Perlu disadari bahwa sesungguhnya tidak ada kurban persembahan manusia yang layak bagi Allah. Namun dengan memberkati persembahan itu, Allah membuat persembahan manusia menjadi layak di hadapan-Nya. Bahkan kurban persembahan itu menjadi kurban yang tidak bercacat dan tidak bernoda. Artinya dalam doa ini kita memohon kepada Allah aga Ia membuat layak dan menyempurnakan kurban di hadapan-Nya. Dalam artian ini kurban tidak hanya menunjuk pada kurban persembahan di altar, tetapi juga persembahan, hidup dan keberadaan umat Allah.

Dalam doa ini kurban secara menunjuk pada roti dan anggur; disebut dengan berbagai istilah yakni: pemberian (dona), persembahan (munera), kurban kudus atau kurban yang tidak bercacat (sancta sacrificia illibata). Kata-kata itu adalah sinonim dan menunjuk pada kurban yang sama. Ragam kata sifat ini menunjukkan kualitas kurban yang kini, dalam perayaan ekaristi, berada di atas Altar; kurban itu bersifat integral, sempurna, lengkap dan dalam kondisi yang tidak kurang suatu apa pun dan tidak bercacat. Itulah hakekat asli kurban yang kini akan dipersembahkan kepada Allah.

DATA YANG DIBERIKAN:

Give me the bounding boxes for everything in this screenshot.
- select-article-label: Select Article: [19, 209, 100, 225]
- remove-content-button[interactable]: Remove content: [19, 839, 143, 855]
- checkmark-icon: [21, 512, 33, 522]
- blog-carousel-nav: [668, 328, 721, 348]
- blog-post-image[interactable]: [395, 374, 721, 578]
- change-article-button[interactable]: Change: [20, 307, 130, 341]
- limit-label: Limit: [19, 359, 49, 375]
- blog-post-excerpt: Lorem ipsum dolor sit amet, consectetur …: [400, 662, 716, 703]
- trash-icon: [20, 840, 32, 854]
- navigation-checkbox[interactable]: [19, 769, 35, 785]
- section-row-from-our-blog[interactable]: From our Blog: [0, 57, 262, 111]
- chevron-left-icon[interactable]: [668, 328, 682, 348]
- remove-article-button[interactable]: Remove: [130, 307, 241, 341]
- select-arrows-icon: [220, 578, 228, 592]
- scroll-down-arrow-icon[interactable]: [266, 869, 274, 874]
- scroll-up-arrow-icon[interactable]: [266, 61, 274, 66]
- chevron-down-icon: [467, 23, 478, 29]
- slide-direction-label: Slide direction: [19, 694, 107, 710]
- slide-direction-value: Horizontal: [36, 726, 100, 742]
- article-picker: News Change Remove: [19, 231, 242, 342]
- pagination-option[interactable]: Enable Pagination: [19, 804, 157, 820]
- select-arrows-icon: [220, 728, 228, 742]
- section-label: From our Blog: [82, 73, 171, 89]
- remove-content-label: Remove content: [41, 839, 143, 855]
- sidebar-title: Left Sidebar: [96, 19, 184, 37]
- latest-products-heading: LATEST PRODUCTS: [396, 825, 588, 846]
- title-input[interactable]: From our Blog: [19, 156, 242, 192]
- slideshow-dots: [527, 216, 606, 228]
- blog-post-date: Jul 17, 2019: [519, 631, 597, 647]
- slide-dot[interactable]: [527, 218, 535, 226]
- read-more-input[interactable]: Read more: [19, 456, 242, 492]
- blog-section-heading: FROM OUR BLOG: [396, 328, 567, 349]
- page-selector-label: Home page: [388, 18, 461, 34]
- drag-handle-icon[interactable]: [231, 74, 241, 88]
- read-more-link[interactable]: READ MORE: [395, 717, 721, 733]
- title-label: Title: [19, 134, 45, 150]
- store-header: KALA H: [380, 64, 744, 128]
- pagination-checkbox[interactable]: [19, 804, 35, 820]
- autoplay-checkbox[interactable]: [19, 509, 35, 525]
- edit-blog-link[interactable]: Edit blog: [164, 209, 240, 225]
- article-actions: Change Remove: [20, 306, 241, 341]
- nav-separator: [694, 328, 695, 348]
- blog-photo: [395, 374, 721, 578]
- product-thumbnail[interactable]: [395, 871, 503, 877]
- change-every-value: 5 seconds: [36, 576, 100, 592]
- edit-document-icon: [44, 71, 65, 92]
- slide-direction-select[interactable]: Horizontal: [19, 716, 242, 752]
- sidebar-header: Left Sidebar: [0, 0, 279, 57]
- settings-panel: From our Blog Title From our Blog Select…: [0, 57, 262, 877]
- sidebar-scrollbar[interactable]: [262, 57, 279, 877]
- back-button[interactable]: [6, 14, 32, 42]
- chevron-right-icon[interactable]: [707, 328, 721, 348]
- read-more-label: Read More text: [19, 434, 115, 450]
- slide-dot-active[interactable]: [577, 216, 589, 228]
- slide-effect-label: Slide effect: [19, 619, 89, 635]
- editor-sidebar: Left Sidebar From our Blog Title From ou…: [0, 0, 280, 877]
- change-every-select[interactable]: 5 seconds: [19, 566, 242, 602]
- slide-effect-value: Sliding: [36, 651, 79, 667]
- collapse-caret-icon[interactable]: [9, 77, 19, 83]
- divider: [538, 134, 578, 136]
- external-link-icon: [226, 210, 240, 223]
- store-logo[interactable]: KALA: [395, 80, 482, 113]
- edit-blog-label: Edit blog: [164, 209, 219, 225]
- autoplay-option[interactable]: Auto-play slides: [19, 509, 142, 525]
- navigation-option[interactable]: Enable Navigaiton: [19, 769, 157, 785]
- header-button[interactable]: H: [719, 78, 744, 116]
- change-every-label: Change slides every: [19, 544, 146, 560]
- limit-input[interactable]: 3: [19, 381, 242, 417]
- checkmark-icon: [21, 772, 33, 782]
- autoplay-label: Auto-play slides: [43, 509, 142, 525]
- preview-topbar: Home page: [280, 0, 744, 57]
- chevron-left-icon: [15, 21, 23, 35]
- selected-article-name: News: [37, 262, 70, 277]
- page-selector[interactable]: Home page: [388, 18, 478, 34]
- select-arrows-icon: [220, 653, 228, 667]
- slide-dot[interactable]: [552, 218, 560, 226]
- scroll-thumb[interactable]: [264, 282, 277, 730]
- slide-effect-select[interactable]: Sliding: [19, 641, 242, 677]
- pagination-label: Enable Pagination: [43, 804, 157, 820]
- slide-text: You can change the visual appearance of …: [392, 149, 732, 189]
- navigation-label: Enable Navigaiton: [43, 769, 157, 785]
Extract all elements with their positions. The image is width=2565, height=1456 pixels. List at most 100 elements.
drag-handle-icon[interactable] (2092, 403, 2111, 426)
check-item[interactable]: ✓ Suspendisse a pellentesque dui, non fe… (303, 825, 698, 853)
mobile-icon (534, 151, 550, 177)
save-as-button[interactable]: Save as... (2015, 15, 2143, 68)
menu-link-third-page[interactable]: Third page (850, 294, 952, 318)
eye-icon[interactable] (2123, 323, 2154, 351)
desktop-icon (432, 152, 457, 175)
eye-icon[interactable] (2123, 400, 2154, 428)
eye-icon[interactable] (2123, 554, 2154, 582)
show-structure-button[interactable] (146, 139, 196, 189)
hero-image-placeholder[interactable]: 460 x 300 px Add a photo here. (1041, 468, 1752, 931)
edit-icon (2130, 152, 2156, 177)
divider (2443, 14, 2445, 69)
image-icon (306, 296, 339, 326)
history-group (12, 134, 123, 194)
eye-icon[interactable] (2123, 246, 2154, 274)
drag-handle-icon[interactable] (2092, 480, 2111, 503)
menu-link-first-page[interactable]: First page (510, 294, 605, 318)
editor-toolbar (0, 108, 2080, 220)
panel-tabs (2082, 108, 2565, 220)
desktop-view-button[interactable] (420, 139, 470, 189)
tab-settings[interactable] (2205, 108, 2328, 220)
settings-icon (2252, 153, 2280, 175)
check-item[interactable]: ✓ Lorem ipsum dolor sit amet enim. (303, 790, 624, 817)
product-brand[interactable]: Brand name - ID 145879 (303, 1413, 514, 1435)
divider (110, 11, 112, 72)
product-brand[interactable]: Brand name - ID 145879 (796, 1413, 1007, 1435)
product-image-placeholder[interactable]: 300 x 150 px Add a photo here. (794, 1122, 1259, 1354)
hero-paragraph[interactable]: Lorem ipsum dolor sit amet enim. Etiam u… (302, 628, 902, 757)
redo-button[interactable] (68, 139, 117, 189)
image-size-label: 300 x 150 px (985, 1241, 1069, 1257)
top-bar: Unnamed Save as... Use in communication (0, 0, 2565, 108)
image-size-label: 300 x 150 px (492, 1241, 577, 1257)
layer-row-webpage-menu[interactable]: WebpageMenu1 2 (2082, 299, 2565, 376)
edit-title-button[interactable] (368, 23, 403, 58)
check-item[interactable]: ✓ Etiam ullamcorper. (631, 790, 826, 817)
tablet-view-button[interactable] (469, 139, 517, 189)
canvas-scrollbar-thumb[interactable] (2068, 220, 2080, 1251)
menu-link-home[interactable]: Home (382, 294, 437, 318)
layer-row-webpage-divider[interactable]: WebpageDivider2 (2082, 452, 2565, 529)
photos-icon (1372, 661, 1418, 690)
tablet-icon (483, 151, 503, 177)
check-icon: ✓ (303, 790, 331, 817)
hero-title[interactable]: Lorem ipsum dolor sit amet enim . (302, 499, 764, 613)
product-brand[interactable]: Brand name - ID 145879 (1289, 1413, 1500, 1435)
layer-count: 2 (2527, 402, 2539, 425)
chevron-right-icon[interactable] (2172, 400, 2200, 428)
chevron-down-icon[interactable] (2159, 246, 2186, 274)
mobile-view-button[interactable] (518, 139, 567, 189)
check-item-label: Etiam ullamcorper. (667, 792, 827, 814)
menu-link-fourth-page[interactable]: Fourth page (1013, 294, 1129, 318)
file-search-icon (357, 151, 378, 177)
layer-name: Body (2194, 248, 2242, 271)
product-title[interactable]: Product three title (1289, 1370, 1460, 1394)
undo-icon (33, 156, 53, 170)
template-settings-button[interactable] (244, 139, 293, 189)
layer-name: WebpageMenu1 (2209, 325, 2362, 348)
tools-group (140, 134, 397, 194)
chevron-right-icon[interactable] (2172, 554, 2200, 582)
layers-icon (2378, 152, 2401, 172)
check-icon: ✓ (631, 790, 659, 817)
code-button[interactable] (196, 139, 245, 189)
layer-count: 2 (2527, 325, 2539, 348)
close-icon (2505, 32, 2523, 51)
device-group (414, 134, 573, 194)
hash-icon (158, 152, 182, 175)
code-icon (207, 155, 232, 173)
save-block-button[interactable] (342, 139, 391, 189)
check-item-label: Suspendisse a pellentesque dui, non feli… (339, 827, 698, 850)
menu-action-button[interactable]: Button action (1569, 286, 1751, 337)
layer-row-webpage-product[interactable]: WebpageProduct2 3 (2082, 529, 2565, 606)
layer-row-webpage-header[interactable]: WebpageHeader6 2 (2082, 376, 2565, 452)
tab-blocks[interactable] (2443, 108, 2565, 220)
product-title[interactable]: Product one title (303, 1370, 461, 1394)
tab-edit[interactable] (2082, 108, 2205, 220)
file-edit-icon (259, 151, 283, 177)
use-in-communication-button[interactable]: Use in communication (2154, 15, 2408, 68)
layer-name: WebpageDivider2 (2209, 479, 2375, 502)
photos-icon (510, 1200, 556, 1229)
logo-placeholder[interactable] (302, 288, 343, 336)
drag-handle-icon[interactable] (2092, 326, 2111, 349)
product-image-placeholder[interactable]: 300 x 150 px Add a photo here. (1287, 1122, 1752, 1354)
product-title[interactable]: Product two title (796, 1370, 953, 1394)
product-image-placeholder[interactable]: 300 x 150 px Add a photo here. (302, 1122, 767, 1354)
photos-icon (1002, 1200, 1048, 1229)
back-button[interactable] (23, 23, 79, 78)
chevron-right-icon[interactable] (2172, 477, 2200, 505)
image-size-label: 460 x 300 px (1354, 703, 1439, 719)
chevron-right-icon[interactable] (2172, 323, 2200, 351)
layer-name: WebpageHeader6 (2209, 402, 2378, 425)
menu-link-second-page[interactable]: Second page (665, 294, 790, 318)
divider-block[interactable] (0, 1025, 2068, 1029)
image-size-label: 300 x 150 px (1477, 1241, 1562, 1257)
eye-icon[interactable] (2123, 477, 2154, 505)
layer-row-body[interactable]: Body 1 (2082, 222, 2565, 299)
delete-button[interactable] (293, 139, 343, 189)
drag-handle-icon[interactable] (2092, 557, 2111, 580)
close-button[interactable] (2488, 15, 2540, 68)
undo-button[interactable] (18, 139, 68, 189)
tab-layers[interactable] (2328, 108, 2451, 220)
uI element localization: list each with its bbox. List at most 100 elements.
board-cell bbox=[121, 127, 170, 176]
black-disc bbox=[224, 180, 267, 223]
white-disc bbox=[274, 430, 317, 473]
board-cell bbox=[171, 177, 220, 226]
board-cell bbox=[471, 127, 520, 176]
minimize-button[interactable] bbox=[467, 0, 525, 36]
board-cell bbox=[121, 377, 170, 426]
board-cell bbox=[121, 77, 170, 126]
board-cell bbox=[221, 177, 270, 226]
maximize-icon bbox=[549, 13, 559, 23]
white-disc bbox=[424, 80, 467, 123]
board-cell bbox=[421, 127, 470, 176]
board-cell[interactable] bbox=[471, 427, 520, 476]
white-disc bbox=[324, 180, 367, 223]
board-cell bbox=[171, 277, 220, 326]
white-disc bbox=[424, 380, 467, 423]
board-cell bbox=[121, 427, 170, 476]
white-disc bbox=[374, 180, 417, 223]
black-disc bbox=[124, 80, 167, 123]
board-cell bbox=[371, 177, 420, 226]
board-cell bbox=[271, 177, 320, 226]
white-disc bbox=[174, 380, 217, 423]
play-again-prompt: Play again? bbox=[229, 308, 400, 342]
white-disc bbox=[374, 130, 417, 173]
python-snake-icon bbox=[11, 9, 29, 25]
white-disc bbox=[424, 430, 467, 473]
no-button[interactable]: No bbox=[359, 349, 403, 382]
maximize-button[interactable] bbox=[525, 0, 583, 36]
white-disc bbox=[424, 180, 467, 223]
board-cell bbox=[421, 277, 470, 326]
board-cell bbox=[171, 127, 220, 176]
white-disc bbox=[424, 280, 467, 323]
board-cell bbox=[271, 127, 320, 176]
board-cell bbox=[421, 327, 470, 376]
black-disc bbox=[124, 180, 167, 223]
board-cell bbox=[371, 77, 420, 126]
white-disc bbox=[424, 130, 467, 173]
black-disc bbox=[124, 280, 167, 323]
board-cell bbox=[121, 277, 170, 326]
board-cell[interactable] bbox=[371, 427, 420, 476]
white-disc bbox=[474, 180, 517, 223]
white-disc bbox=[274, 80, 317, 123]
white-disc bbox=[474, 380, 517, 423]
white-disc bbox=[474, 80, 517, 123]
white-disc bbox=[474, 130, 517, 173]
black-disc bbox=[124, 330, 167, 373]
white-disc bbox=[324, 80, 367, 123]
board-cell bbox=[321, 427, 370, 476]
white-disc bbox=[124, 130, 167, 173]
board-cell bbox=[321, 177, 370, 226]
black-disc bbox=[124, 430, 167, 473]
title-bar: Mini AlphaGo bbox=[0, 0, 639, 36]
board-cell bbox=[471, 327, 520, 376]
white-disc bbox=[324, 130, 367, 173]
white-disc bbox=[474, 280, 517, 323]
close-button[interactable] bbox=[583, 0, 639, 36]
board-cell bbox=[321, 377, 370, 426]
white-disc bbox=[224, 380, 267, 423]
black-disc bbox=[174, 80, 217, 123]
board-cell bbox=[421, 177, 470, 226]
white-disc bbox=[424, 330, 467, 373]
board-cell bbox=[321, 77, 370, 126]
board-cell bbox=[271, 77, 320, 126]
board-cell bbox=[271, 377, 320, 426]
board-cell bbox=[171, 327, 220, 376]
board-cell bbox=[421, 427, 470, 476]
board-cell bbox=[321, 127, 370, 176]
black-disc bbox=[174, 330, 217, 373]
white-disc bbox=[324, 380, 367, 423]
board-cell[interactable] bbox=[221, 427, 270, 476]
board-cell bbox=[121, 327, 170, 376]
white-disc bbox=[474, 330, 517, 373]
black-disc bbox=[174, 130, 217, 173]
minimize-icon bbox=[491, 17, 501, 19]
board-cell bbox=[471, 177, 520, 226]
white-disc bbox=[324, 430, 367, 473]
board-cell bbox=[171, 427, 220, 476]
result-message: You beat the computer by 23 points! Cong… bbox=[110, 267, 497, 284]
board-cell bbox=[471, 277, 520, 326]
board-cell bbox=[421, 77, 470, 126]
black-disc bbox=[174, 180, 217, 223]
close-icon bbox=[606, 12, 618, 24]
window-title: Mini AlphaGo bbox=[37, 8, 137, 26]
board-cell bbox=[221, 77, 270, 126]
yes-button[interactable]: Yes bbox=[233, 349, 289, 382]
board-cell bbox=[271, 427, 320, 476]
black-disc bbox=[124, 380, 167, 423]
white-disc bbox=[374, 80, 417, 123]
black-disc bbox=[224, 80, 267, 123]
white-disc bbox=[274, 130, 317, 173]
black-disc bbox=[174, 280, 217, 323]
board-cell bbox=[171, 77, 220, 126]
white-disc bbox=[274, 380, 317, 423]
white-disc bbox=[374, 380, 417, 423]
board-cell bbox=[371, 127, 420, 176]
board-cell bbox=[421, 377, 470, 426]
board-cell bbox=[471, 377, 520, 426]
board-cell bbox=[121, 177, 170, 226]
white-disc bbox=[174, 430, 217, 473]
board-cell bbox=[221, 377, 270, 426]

YANG DITANYAKAN:
1: Jawablah pertanyaan berikut berdasarkan kutipan tentang kurban.
(a) Menurut kutipan itu, apa yang dilakukan Allah terhadap persembahan manusia dengan memberkatinya?
(b) Istilah Latin apa yang dipakai untuk kata "persembahan"?
(c) Selain kurban persembahan di altar, apa lagi yang ditunjuk oleh kata kurban?
2: Tukarlah "anggur" dengan "air", lalu tuliskan kembali kutipan tentang kurban mulai dari "Dalam doa ini kurban" terus sampai ke "dipersembahkan kepada Allah.".
3: Lanjutkan kutipan tentang kurban mulai dari bagian tempat kutipan itu berhenti.

HASIL AKHIR:
1:
(a) Allah membuat persembahan manusia menjadi layak di hadapan-Nya.
(b) Munera.
(c) Persembahan, hidup, dan keberadaan umat Allah.

2:
Dalam doa ini kurban secara menunjuk pada roti dan air; disebut dengan berbagai istilah yakni: pemberian (dona), persembahan (munera), kurban kudus atau kurban yang tidak bercacat (sancta sacrificia illibata). Kata-kata itu adalah sinonim dan menunjuk pada kurban yang sama. Ragam kata sifat ini menunjukkan kualitas kurban yang kini, dalam perayaan ekaristi, berada di atas Altar; kurban itu bersifat integral, sempurna, lengkap dan dalam kondisi yang tidak kurang suatu apa pun dan tidak bercacat. Itulah hakekat asli kurban yang kini akan dipersembahkan kepada Allah.

3:
DSA I memakai sinonim. Barangkali ini yang membuat doa ini terkesan bertele-tele. Bahasa manusia mempunyai keterbatasan dalam untuk melukiskan pengalaman religius. Untuk itu perlu keterangan yang atas pengalaman tersebut dengan mencari kata-kata sinonim. Demikianlah yang terjadi dengan DSA I. Penulis tidak mampu menejelaskan hakekat terdalam kurban persembahan itu dengan satu kata saja, maka dicari kata-kata yang sinonim atau kata-kata keterangan. Padahal ungkapan itu melukiskan sifat atau keadaan kurban yang sama.

DSA I mengajak umat beriman untuk bersikap takzim, hormat sambil, menundukkan kepala dan bersujud di depan kurban kudus itu. Dalam merayakan kurban kudus ini umat beriman diajak untuk merenungkan kenyataan dirinya yang berdosa, tidak layak dan rapuh. Manusia tidak memiliki apa pun untuk dibanggakan di hadapan kurban kudus. Manusia harus bersujud dengan seluruh jiwa raga, takjub, gemetar, seraya memohon belaskasihnya. Demikianlah kiranya sikap umat dalam liturgi dan perayaan ekaristi.

Ide kurban persembahan dapat kita temukan dalam kisah Kain dan Habel. Dikisahkan bahwa Allah menerima persembahan Habel tetapi menolak persembahan Kain. Di sini terdapat  ide kesatuan antara kurban dan orang yang mempersembahkan kurban tersebut. Orang yang menyampaikan persembahan memiliki hubungan yang tidak terpisahkan dari persembahan itu sendiri; menerima persembahan berarti menerima orang yang mempersembahkan, menolak persembahan berarti menolak orang. Itu berarti orang dan persembahan adalah satu kesatuan.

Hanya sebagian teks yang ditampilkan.